## THE REQUEST
All of the records below should be output exactly.

## GIVEN ENTRIES

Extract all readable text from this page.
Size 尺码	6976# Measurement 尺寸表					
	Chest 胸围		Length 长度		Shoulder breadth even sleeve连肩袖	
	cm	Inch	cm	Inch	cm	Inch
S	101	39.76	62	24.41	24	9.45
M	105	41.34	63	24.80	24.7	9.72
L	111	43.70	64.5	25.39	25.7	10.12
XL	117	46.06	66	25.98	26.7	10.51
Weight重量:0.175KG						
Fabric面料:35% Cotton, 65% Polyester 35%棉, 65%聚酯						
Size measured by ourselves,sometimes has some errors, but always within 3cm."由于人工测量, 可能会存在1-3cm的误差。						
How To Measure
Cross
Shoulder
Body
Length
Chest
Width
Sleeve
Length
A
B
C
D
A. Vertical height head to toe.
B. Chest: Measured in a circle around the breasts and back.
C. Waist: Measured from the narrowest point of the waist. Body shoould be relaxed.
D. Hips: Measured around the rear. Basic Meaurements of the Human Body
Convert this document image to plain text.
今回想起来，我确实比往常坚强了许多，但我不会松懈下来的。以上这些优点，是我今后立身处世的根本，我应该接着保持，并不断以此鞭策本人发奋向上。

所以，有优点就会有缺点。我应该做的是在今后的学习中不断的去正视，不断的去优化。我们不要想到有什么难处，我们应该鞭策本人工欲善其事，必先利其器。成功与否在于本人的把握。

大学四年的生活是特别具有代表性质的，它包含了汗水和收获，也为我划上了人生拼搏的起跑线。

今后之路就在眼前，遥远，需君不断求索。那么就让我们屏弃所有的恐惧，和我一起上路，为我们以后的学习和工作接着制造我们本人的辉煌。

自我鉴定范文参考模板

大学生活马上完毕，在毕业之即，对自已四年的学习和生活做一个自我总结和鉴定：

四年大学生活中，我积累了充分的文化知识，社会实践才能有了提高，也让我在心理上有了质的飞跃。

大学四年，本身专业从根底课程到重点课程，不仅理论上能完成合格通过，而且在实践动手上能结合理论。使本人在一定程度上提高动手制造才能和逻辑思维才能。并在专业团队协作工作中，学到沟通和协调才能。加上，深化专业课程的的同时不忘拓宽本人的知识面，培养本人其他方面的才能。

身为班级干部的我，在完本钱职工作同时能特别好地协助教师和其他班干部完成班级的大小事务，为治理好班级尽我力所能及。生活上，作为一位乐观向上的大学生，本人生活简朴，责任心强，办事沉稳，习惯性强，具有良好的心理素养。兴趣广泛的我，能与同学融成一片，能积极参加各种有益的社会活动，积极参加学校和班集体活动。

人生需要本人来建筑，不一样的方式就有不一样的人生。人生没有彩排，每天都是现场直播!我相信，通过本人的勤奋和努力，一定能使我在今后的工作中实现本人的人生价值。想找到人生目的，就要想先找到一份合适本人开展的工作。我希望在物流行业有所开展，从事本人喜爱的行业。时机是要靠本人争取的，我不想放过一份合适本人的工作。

## ANSWER TO THIS PROBLEM
Extract all readable text from this page.
Size 尺码	6976# Measurement 尺寸表					
	Chest 胸围		Length 长度		Shoulder breadth even sleeve连肩袖	
	cm	Inch	cm	Inch	cm	Inch
S	101	39.76	62	24.41	24	9.45
M	105	41.34	63	24.80	24.7	9.72
L	111	43.70	64.5	25.39	25.7	10.12
XL	117	46.06	66	25.98	26.7	10.51
Weight重量:0.175KG						
Fabric面料:35% Cotton, 65% Polyester 35%棉, 65%聚酯						
Size measured by ourselves,sometimes has some errors, but always within 3cm."由于人工测量, 可能会存在1-3cm的误差。						
How To Measure
Cross
Shoulder
Body
Length
Chest
Width
Sleeve
Length
A
B
C
D
A. Vertical height head to toe.
B. Chest: Measured in a circle around the breasts and back.
C. Waist: Measured from the narrowest point of the waist. Body shoould be relaxed.
D. Hips: Measured around the rear. Basic Meaurements of the Human Body
Convert this document image to plain text.
今回想起来，我确实比往常坚强了许多，但我不会松懈下来的。以上这些优点，是我今后立身处世的根本，我应该接着保持，并不断以此鞭策本人发奋向上。

所以，有优点就会有缺点。我应该做的是在今后的学习中不断的去正视，不断的去优化。我们不要想到有什么难处，我们应该鞭策本人工欲善其事，必先利其器。成功与否在于本人的把握。

大学四年的生活是特别具有代表性质的，它包含了汗水和收获，也为我划上了人生拼搏的起跑线。

今后之路就在眼前，遥远，需君不断求索。那么就让我们屏弃所有的恐惧，和我一起上路，为我们以后的学习和工作接着制造我们本人的辉煌。

自我鉴定范文参考模板

大学生活马上完毕，在毕业之即，对自已四年的学习和生活做一个自我总结和鉴定：

四年大学生活中，我积累了充分的文化知识，社会实践才能有了提高，也让我在心理上有了质的飞跃。

大学四年，本身专业从根底课程到重点课程，不仅理论上能完成合格通过，而且在实践动手上能结合理论。使本人在一定程度上提高动手制造才能和逻辑思维才能。并在专业团队协作工作中，学到沟通和协调才能。加上，深化专业课程的的同时不忘拓宽本人的知识面，培养本人其他方面的才能。

身为班级干部的我，在完本钱职工作同时能特别好地协助教师和其他班干部完成班级的大小事务，为治理好班级尽我力所能及。生活上，作为一位乐观向上的大学生，本人生活简朴，责任心强，办事沉稳，习惯性强，具有良好的心理素养。兴趣广泛的我，能与同学融成一片，能积极参加各种有益的社会活动，积极参加学校和班集体活动。

人生需要本人来建筑，不一样的方式就有不一样的人生。人生没有彩排，每天都是现场直播!我相信，通过本人的勤奋和努力，一定能使我在今后的工作中实现本人的人生价值。想找到人生目的，就要想先找到一份合适本人开展的工作。我希望在物流行业有所开展，从事本人喜爱的行业。时机是要靠本人争取的，我不想放过一份合适本人的工作。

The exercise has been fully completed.